Write the number of lines holding the word "Stroh", and nothing else.

Supplied data ::
'''

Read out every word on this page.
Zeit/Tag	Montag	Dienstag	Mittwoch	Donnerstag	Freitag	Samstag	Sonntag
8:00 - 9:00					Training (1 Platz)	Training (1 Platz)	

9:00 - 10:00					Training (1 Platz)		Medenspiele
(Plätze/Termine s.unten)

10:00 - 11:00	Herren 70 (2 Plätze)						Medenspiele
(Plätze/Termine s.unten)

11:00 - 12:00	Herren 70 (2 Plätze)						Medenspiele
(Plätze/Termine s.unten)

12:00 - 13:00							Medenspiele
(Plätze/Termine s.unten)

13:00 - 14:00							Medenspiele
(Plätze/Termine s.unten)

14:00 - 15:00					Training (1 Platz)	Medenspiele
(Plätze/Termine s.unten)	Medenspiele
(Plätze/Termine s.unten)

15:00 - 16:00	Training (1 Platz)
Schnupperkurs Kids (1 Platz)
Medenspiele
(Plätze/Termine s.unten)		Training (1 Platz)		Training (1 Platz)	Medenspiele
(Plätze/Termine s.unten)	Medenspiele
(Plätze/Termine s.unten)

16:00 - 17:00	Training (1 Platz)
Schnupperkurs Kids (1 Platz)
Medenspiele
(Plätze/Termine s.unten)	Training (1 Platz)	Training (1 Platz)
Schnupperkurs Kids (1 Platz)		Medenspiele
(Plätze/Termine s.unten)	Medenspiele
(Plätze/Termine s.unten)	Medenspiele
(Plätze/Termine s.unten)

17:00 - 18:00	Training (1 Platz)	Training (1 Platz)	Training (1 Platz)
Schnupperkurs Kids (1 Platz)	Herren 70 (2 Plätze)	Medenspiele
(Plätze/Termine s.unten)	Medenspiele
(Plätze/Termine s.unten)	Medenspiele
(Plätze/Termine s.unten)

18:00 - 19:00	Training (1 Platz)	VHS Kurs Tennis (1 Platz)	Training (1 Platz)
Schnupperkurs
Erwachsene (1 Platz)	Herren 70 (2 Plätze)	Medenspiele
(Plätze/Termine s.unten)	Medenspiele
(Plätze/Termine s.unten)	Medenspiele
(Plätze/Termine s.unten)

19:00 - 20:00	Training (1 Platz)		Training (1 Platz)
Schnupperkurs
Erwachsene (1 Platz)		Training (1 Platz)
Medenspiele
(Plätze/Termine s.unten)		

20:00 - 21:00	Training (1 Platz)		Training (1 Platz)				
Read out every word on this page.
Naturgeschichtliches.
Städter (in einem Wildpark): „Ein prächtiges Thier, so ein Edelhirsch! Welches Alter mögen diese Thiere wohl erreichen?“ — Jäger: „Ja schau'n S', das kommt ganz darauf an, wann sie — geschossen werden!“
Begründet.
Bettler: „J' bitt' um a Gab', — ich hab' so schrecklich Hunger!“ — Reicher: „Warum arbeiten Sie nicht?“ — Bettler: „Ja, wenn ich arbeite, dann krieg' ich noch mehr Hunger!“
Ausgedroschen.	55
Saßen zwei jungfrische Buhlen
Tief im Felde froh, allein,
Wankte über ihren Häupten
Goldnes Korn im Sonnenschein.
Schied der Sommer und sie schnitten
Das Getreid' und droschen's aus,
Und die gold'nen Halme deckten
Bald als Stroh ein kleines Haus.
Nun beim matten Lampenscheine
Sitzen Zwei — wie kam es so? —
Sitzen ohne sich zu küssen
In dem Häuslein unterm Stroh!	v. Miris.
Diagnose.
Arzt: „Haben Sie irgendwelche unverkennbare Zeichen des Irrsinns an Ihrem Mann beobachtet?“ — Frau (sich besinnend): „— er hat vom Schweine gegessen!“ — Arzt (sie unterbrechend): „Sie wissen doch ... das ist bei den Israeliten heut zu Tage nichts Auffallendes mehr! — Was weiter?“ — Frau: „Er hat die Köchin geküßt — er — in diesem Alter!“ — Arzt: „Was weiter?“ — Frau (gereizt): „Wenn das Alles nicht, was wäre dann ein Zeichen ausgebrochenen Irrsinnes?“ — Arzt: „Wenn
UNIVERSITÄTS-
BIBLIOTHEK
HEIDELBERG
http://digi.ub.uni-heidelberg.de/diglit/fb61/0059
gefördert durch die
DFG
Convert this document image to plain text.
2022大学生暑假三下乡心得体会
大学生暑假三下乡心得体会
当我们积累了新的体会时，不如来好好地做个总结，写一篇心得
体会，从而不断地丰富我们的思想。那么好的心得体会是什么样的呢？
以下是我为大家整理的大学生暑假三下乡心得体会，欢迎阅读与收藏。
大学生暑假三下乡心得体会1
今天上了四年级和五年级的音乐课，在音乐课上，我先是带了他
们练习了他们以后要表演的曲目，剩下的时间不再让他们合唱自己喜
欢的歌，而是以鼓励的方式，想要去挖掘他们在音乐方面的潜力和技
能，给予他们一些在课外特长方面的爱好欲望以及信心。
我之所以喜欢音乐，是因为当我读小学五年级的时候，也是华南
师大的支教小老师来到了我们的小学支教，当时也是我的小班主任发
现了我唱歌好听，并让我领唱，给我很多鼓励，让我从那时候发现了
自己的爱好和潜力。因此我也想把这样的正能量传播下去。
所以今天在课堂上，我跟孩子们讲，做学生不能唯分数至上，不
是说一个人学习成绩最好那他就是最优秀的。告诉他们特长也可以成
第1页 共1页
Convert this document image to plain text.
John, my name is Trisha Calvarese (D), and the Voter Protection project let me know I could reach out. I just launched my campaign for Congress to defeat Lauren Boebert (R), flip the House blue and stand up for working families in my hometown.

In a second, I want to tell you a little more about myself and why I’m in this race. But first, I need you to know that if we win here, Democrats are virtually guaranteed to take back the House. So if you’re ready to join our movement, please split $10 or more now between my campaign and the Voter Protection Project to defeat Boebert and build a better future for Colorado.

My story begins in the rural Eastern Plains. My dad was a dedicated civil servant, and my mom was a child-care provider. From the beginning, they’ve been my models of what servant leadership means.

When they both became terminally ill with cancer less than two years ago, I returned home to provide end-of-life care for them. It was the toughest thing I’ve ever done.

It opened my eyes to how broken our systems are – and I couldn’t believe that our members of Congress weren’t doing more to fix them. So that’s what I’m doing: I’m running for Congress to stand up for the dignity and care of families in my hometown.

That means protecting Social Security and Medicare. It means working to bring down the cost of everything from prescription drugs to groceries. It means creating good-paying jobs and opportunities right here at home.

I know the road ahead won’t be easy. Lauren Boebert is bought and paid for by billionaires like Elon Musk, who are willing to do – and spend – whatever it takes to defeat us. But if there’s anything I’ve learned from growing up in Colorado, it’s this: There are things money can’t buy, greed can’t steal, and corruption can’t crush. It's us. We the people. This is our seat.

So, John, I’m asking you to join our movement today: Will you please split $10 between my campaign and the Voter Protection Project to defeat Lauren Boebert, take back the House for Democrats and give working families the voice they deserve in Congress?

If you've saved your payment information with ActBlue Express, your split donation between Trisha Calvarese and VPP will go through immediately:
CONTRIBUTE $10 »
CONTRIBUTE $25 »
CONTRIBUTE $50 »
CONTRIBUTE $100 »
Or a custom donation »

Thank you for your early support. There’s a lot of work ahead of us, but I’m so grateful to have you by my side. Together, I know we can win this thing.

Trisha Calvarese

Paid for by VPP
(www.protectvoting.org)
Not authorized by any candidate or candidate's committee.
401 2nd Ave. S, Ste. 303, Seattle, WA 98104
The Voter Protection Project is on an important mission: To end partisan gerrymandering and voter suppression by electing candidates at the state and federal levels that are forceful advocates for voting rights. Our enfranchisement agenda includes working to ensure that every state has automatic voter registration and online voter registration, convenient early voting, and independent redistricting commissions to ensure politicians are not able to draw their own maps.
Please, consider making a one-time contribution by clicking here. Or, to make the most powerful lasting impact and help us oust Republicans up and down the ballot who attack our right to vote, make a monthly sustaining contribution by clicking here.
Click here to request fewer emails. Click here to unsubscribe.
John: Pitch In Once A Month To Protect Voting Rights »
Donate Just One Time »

'''

Task response :: 2